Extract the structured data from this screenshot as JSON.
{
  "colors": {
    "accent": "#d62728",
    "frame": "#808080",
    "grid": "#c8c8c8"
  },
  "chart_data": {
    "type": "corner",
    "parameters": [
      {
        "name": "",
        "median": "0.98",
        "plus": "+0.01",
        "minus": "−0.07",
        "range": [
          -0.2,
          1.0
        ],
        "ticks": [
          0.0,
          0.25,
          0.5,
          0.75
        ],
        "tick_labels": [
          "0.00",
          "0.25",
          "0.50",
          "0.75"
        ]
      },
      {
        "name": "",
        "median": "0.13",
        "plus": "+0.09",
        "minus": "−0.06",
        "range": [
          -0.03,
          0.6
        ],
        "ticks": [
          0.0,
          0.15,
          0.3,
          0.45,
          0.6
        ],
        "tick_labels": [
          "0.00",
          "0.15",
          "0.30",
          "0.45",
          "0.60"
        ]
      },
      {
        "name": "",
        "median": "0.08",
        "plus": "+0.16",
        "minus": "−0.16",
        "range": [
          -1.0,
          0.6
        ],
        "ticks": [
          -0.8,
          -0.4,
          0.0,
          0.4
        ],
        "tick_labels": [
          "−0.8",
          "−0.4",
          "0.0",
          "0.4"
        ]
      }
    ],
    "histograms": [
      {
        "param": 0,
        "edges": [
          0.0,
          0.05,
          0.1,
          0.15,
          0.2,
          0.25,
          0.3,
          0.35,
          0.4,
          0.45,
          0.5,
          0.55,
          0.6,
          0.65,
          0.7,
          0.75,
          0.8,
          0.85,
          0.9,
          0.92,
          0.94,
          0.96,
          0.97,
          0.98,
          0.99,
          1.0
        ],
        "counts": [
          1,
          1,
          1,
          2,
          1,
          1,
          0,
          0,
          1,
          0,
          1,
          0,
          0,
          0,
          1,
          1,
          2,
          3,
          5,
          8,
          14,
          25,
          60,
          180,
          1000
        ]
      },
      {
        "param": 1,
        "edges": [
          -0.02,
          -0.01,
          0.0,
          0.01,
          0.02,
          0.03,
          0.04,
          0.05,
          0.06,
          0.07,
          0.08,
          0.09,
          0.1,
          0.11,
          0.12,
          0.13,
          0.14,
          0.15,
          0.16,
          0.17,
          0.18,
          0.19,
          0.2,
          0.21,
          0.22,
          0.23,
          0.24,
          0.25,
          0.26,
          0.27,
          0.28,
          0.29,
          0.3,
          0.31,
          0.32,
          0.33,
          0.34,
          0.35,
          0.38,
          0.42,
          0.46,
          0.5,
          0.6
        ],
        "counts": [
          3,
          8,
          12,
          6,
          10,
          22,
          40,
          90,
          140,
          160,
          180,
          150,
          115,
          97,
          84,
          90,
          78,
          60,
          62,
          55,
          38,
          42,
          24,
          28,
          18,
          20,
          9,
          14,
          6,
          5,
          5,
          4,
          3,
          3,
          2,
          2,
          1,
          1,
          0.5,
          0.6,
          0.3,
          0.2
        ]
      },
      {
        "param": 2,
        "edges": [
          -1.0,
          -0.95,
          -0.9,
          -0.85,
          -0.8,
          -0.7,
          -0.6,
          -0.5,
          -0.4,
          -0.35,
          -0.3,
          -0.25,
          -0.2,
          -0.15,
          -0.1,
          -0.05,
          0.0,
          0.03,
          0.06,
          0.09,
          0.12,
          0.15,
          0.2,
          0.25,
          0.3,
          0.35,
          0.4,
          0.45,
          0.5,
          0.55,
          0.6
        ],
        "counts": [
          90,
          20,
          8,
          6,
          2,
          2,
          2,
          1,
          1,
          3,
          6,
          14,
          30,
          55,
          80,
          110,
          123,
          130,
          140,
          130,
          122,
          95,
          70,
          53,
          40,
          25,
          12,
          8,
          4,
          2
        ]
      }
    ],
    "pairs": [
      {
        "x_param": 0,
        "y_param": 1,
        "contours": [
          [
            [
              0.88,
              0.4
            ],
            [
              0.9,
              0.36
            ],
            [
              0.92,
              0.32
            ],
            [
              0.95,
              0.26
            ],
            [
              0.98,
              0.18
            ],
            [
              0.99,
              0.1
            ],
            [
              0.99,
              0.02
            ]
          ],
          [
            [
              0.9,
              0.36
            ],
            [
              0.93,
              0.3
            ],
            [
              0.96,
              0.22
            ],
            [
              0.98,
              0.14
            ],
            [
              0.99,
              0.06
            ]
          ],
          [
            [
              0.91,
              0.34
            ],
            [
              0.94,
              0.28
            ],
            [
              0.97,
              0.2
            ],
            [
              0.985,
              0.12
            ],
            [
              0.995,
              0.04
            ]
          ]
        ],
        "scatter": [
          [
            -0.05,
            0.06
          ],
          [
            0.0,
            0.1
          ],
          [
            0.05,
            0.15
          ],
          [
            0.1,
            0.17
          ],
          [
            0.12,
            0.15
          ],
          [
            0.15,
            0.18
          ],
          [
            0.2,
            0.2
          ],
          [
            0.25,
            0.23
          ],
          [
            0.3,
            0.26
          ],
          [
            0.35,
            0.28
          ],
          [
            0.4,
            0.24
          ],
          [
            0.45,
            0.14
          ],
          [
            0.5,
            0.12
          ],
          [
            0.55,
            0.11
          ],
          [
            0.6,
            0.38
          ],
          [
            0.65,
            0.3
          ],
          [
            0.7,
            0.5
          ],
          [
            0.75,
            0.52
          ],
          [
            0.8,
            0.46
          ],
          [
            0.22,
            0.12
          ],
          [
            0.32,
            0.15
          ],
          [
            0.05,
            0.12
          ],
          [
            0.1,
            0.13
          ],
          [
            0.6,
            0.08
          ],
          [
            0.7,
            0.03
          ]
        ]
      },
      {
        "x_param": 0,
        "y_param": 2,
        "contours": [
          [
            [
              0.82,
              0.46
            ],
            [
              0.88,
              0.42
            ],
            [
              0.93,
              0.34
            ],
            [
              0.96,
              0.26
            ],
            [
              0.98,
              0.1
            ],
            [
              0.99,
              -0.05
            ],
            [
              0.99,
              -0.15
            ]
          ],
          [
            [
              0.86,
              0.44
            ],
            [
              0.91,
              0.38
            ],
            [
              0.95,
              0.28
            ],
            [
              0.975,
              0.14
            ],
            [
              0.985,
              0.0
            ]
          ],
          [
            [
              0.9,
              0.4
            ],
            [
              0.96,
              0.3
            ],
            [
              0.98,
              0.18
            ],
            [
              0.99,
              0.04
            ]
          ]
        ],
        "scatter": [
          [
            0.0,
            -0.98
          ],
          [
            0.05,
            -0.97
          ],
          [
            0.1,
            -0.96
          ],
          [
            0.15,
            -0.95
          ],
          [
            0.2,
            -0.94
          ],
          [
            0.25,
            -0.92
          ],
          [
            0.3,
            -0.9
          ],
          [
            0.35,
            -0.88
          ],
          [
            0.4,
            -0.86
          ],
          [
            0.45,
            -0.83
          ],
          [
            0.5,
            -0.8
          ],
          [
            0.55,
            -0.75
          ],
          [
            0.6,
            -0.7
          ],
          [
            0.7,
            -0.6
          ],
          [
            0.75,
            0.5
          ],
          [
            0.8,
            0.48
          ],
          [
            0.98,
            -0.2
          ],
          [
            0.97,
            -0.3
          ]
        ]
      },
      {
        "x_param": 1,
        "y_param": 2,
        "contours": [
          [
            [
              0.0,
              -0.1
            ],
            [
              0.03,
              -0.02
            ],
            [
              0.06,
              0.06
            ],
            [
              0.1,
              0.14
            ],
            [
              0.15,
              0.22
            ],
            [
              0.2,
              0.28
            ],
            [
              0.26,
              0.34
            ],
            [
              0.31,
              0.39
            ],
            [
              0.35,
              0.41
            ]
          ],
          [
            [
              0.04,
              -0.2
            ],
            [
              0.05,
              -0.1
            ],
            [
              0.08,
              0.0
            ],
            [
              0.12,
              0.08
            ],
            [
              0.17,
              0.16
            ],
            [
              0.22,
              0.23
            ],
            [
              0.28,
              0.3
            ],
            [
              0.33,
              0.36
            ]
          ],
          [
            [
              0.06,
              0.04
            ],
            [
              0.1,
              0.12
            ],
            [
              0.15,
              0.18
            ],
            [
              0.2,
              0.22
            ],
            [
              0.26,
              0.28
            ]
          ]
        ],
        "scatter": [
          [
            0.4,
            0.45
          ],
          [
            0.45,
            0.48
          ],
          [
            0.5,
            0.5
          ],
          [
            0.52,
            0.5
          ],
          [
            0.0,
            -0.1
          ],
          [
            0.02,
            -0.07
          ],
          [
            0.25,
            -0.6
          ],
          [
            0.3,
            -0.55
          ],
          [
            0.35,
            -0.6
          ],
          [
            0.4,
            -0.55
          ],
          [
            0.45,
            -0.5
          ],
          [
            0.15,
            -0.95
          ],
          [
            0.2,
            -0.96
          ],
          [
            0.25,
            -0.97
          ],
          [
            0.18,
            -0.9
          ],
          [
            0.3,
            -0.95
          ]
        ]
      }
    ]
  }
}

* * *

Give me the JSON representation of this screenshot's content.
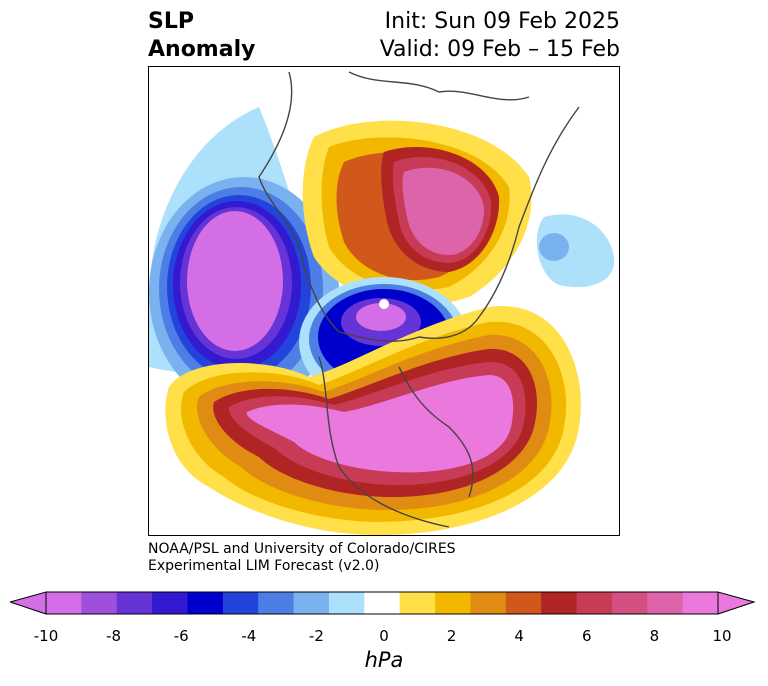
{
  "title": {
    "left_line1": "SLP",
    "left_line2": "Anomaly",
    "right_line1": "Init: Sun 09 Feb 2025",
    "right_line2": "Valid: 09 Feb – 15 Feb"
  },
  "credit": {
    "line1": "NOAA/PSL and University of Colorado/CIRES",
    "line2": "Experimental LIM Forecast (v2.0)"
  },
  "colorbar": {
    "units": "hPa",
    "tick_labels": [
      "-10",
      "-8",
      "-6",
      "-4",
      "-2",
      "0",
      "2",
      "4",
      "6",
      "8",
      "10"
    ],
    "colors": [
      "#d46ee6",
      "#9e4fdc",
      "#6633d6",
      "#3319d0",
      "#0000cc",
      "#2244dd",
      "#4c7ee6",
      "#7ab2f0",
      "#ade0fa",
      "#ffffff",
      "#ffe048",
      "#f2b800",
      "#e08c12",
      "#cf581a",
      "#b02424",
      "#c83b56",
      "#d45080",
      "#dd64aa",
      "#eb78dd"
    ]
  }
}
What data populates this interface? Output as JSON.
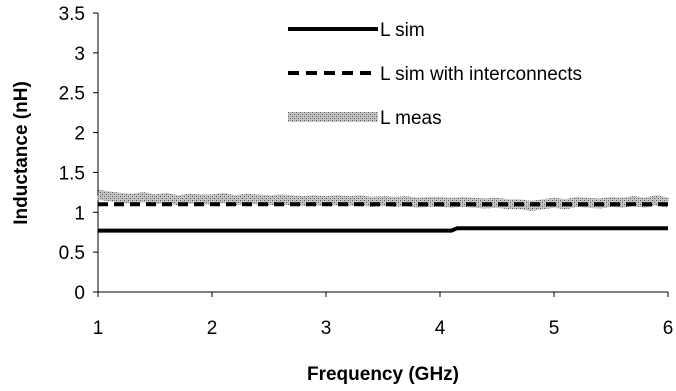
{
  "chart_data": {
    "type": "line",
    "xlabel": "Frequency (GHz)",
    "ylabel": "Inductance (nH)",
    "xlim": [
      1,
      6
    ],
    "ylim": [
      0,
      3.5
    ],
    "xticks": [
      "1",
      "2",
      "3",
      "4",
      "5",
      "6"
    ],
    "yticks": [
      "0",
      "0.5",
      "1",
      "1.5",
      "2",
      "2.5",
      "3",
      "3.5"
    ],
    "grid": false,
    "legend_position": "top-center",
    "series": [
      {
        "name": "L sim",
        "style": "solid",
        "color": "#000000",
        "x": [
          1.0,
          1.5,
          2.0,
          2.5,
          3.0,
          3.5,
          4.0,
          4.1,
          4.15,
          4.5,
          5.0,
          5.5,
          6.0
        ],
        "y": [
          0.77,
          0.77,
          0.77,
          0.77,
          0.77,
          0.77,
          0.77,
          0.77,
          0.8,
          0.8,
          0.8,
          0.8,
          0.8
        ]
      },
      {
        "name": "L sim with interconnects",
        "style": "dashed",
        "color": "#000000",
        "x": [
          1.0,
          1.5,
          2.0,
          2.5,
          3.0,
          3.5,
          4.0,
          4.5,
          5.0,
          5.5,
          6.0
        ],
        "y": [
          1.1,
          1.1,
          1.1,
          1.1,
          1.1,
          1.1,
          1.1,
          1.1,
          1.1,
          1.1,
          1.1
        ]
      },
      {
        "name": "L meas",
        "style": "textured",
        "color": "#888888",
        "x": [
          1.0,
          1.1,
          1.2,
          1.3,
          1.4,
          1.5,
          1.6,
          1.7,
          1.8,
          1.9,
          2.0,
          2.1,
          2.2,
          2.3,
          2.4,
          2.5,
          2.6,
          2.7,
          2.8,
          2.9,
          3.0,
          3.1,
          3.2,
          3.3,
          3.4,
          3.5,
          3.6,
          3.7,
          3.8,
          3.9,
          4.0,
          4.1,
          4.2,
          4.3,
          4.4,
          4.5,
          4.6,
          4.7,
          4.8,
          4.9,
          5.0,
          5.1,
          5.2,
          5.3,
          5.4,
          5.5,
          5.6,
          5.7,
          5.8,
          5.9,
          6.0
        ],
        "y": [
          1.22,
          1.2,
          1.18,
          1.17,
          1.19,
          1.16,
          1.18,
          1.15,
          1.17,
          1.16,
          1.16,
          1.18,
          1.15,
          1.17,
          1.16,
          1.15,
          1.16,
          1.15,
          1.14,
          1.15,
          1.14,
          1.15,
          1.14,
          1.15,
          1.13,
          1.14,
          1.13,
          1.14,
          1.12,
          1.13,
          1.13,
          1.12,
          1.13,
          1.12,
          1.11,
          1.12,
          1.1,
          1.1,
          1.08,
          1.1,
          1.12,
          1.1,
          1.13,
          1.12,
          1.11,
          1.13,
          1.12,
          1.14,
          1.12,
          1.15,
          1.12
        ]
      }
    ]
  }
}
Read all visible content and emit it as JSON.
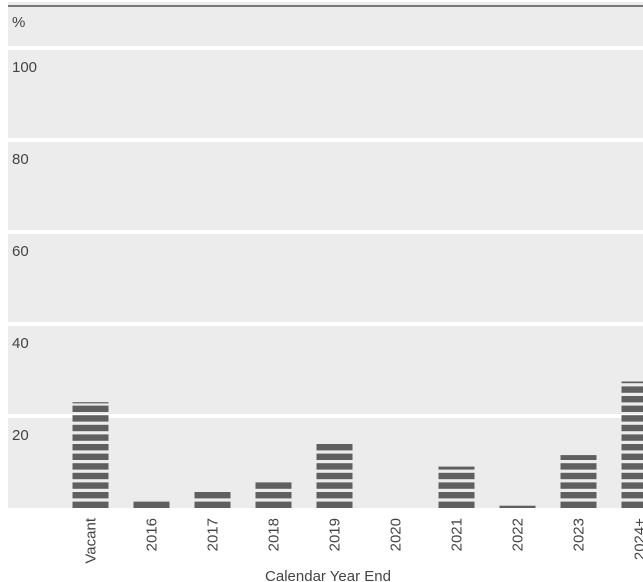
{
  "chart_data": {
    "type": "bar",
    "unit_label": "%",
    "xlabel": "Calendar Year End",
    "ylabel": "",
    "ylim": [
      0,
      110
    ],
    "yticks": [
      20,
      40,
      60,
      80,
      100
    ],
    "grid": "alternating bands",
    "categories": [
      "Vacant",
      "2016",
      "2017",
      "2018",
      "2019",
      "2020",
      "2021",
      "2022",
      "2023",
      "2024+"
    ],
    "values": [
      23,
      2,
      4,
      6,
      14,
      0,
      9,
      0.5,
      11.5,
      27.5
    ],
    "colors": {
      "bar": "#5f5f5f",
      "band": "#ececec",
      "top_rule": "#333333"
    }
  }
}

● What is being asked
Each line that holds the word "this" should be extracted from the records.

● Answer to the problem
Extract the structured data from this screenshot as JSON.
Give me the JSON representation of this screenshot's content.
What data populates this interface? Output as JSON.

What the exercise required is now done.